▶ [Instruction]:
Copy each line of the material below that includes the string "this".

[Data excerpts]

----------

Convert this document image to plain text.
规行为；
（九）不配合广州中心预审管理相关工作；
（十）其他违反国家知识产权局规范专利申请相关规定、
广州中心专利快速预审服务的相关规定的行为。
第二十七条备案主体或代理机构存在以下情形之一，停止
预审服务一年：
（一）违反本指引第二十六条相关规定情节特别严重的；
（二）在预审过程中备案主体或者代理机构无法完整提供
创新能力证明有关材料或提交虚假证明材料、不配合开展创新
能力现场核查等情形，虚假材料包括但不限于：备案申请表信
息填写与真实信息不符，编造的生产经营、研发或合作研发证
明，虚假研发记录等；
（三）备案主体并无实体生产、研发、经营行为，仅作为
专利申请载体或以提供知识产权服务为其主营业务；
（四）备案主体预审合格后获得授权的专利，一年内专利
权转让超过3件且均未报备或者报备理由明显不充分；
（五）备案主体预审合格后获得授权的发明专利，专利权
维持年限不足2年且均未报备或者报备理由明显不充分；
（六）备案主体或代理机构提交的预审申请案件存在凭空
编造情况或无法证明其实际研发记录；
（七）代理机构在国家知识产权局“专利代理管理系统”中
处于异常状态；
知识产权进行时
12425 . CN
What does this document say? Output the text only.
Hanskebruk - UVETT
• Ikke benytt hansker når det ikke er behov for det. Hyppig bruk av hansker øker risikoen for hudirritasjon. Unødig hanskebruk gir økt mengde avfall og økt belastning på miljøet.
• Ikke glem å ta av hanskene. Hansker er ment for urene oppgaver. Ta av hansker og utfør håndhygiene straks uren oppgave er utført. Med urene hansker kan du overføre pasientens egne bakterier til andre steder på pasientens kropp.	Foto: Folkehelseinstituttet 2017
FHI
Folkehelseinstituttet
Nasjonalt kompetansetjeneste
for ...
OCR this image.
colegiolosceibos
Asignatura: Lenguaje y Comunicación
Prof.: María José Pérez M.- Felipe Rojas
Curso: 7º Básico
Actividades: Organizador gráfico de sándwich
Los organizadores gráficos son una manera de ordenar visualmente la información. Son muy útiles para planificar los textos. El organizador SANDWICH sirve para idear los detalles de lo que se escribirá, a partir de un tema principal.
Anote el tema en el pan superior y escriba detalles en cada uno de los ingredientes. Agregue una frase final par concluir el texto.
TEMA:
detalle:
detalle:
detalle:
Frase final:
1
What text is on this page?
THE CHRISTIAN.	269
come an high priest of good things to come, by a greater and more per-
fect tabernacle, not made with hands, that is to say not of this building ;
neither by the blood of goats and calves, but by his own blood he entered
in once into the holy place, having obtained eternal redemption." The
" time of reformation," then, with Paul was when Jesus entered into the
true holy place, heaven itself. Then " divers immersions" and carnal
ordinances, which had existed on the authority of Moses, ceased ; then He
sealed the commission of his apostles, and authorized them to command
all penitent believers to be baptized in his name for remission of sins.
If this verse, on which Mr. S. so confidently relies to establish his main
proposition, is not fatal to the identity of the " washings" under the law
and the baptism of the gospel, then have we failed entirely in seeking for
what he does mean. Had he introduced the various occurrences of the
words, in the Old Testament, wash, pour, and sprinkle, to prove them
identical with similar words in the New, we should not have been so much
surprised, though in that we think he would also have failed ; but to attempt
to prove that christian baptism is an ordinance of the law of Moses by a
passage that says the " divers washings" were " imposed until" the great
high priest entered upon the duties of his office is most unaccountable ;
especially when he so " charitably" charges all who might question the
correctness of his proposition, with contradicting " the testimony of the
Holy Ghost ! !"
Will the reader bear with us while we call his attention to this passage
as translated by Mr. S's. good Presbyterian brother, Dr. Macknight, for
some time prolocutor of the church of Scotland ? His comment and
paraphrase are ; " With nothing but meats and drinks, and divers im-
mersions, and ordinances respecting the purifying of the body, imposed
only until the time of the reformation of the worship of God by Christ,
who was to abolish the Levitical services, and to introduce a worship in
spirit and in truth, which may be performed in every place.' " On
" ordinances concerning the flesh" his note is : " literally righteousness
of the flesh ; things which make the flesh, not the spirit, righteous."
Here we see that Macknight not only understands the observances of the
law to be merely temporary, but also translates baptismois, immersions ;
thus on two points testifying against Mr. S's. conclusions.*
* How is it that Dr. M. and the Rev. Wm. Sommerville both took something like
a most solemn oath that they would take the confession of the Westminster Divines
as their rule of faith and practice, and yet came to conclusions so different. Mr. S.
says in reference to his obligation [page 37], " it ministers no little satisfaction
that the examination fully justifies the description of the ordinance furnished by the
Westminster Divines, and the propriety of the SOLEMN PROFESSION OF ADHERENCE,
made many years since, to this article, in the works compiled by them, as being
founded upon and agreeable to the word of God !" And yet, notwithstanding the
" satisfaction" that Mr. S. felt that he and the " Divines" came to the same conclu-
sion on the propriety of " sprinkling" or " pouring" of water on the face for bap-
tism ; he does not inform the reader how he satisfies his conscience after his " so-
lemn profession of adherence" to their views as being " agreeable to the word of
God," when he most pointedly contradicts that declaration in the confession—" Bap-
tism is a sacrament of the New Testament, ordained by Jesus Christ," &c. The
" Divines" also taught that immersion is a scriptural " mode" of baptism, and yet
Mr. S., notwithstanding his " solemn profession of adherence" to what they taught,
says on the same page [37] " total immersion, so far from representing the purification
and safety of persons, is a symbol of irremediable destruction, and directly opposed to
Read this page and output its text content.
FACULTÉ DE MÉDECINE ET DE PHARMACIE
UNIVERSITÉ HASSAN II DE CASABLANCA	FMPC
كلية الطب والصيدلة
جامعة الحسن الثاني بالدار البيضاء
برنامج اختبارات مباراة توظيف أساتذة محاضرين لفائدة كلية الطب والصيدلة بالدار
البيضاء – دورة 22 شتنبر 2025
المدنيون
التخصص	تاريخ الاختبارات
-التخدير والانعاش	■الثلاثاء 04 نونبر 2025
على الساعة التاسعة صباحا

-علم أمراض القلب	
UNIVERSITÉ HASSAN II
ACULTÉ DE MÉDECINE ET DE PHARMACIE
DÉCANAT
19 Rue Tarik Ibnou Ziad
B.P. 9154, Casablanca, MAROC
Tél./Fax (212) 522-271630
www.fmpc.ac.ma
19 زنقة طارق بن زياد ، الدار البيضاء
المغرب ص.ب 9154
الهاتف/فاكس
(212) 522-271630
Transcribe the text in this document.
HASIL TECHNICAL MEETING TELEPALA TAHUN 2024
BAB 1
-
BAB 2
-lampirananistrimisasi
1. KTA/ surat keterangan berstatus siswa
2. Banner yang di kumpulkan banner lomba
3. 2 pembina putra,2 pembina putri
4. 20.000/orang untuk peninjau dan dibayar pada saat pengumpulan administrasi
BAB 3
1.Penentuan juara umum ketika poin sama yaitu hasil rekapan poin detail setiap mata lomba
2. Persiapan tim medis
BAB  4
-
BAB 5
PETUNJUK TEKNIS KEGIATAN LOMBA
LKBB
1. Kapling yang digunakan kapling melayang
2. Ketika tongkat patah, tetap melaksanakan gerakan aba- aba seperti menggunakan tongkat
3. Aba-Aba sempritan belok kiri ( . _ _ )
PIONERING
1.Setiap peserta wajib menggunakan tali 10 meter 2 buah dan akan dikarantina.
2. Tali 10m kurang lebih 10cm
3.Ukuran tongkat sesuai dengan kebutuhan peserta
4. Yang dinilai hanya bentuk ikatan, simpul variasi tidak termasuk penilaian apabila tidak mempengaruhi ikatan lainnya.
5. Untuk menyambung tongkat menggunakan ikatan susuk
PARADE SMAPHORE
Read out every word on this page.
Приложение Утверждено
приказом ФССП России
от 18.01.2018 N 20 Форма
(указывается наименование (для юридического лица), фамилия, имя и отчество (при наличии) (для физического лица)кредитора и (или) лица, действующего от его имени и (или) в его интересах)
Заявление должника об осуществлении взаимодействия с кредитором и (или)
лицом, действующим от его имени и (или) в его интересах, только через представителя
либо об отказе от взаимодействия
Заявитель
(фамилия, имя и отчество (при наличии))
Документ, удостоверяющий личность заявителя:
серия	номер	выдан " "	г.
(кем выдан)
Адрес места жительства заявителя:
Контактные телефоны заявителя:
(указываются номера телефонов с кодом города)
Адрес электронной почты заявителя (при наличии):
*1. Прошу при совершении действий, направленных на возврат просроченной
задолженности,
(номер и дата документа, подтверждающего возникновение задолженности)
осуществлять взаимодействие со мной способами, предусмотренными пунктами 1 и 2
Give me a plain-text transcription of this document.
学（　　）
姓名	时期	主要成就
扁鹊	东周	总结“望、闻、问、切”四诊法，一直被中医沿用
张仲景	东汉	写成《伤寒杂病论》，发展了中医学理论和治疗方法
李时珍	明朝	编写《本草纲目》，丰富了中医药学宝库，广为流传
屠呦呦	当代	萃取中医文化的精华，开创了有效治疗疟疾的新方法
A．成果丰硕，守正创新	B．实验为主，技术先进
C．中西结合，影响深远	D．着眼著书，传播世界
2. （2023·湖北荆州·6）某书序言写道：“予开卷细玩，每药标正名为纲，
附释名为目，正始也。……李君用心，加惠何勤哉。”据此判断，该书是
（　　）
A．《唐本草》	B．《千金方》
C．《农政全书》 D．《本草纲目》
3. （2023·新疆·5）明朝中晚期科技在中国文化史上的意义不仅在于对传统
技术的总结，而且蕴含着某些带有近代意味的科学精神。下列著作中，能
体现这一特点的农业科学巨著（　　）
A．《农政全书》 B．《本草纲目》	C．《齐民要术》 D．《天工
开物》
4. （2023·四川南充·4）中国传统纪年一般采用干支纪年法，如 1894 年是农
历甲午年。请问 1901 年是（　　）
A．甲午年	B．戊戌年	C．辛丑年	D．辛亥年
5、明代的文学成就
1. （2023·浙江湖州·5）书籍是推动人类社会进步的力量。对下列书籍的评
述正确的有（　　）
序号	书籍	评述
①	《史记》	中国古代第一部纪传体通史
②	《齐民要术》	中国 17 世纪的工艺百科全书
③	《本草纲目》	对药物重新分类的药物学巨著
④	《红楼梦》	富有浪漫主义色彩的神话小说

----------

▶ [Task solution]:
Convert this document image to plain text.
What does this document say? Output the text only.
OCR this image.
What text is on this page?
fect tabernacle, not made with hands, that is to say not of this building ;
If this verse, on which Mr. S. so confidently relies to establish his main
Will the reader bear with us while we call his attention to this passage
made many years since, to this article, in the works compiled by them, as being
Read this page and output its text content.
Transcribe the text in this document.
Read out every word on this page.
Give me a plain-text transcription of this document.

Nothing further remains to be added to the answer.